→ **Task to carry out**
Copy every line of the data that includes the string "this".

[Stored dataset items]

-- -- --

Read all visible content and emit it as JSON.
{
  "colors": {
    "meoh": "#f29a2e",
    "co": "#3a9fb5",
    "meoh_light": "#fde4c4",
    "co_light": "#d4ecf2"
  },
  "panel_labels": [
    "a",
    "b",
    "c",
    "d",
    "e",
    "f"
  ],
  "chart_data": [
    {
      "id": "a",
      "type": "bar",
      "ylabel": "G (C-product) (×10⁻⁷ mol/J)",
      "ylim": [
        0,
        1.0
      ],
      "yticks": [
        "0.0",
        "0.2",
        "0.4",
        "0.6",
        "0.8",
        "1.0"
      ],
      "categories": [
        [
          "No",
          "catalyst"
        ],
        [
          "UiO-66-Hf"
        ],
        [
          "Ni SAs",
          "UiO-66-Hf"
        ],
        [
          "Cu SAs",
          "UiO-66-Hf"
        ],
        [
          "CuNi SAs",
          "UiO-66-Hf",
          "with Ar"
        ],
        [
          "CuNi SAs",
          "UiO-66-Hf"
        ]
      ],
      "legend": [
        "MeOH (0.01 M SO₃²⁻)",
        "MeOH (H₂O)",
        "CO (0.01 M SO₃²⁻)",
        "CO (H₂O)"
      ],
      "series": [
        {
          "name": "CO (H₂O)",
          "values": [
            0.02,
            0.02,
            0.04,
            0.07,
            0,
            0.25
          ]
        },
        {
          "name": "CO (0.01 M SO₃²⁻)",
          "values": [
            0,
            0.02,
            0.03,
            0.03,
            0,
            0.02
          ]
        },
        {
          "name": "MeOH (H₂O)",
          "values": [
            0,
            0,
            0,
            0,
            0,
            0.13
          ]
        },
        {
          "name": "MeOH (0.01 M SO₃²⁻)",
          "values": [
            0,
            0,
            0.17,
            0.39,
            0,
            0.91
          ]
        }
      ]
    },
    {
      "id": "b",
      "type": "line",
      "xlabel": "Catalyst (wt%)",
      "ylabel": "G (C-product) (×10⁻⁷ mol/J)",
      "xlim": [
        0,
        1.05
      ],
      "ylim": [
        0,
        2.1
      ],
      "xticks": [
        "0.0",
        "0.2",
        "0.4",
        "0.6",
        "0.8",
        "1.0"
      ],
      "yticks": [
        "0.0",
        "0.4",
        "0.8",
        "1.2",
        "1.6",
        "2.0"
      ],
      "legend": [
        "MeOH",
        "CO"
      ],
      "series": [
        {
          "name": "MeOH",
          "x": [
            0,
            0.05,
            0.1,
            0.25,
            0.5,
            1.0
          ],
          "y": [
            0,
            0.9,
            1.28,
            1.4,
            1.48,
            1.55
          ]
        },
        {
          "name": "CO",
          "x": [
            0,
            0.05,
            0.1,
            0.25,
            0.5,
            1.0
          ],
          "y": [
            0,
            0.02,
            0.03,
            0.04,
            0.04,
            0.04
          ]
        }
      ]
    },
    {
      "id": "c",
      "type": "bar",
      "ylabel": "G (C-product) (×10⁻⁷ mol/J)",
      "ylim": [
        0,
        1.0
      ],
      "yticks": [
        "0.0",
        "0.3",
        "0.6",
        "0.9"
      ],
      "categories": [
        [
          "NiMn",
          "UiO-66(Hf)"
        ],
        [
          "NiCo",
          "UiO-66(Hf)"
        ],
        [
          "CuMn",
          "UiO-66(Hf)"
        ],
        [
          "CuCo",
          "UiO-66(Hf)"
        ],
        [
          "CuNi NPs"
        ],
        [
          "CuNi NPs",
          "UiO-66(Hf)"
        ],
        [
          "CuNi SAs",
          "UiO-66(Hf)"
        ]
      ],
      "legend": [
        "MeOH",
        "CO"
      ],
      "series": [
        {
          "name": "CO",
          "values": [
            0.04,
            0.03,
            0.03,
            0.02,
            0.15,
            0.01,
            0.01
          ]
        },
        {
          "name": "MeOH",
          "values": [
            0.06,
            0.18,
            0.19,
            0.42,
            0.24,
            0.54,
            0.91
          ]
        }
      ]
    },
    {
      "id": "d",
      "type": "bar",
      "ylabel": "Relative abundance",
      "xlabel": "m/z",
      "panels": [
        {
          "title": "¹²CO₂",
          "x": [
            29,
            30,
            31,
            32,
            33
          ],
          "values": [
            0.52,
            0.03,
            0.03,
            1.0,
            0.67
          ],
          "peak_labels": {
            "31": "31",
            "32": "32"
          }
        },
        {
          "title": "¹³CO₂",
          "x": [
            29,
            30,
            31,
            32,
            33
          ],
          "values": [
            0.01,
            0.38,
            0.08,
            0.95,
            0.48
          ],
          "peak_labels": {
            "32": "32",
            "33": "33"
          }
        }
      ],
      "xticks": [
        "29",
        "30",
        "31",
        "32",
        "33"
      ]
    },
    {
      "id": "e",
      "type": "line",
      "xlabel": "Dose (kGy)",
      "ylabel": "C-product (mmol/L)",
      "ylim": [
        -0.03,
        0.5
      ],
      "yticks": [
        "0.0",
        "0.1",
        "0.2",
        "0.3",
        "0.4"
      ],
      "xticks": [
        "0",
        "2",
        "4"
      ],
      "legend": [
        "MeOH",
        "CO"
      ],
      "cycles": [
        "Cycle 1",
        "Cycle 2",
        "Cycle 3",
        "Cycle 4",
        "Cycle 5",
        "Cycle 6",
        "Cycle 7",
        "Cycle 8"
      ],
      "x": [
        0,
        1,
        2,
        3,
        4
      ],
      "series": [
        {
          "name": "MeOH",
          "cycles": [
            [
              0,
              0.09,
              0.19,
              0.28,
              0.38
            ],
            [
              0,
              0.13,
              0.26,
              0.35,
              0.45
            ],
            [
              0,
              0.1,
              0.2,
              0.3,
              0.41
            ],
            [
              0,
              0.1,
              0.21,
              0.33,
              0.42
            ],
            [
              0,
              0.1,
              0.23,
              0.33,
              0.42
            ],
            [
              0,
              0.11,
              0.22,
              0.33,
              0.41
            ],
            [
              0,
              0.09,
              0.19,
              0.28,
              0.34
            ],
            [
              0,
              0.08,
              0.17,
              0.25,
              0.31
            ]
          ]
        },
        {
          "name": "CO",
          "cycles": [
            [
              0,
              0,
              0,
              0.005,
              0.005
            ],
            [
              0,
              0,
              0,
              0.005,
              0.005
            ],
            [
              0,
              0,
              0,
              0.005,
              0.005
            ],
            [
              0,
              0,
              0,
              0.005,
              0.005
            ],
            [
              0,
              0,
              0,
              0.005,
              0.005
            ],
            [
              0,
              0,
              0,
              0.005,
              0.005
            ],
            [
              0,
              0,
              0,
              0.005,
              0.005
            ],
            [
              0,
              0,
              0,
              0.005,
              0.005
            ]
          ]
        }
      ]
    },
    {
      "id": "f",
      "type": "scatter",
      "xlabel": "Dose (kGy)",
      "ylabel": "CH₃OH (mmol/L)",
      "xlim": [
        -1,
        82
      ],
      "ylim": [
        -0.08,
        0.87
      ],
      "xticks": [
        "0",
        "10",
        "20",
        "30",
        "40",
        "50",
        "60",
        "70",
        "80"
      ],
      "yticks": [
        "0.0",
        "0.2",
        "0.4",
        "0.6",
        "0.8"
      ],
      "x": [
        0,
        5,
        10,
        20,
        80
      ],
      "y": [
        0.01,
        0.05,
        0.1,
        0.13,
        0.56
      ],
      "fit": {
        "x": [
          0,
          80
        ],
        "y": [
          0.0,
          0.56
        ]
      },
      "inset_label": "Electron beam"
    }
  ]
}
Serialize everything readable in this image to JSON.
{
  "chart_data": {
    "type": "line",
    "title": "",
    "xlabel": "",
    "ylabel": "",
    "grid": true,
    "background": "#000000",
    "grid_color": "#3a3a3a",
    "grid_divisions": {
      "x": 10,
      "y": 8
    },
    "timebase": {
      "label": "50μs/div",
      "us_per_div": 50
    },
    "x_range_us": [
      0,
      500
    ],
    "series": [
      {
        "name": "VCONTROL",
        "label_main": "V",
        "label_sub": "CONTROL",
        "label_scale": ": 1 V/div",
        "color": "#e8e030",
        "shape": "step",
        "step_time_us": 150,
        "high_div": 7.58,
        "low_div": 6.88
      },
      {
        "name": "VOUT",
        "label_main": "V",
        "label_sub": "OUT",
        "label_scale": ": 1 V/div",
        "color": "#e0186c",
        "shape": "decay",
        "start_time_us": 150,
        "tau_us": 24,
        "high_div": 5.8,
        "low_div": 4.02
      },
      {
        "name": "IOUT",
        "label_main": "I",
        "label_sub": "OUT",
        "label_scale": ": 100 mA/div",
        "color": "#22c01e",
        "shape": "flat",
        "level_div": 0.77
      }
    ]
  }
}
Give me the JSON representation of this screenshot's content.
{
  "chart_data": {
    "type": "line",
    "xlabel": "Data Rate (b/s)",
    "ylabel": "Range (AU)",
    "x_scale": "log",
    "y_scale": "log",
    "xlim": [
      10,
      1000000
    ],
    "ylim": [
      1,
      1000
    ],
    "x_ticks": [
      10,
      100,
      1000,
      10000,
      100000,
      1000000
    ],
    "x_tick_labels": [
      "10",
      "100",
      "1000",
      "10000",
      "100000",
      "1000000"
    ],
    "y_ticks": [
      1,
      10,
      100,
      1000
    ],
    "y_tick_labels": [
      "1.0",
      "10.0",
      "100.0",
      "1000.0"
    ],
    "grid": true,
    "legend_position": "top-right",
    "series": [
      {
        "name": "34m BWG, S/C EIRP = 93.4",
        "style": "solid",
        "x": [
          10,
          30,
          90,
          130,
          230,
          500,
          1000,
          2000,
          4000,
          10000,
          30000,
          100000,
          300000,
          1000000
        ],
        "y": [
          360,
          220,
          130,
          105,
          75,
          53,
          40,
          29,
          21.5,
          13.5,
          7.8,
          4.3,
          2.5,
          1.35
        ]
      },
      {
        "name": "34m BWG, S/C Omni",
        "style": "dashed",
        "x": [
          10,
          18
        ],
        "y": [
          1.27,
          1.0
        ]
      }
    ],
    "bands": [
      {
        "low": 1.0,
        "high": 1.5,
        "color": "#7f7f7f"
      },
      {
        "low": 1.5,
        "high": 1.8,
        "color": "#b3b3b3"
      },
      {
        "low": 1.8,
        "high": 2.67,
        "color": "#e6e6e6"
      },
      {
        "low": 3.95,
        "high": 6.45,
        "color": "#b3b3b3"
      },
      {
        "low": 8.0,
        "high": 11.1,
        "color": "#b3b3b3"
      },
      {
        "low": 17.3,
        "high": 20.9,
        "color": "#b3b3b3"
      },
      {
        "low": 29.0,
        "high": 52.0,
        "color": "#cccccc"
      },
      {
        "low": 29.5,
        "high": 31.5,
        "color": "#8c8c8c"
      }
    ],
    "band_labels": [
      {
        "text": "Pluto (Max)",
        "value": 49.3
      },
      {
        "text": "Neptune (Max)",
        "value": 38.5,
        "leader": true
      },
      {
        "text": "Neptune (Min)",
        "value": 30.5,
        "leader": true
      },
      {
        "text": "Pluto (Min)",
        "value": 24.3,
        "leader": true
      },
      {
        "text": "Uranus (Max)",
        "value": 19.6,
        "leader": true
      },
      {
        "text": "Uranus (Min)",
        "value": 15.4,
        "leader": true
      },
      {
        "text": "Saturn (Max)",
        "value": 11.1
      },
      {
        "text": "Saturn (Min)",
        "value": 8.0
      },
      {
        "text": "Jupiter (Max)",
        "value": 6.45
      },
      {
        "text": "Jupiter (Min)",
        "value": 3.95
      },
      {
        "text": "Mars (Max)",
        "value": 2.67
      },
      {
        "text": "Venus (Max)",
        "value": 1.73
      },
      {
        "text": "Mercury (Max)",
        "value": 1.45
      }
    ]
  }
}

-- -- --

→ **Answer in full**
Serialize everything readable in this image to JSON.
Give me the JSON representation of this screenshot's content.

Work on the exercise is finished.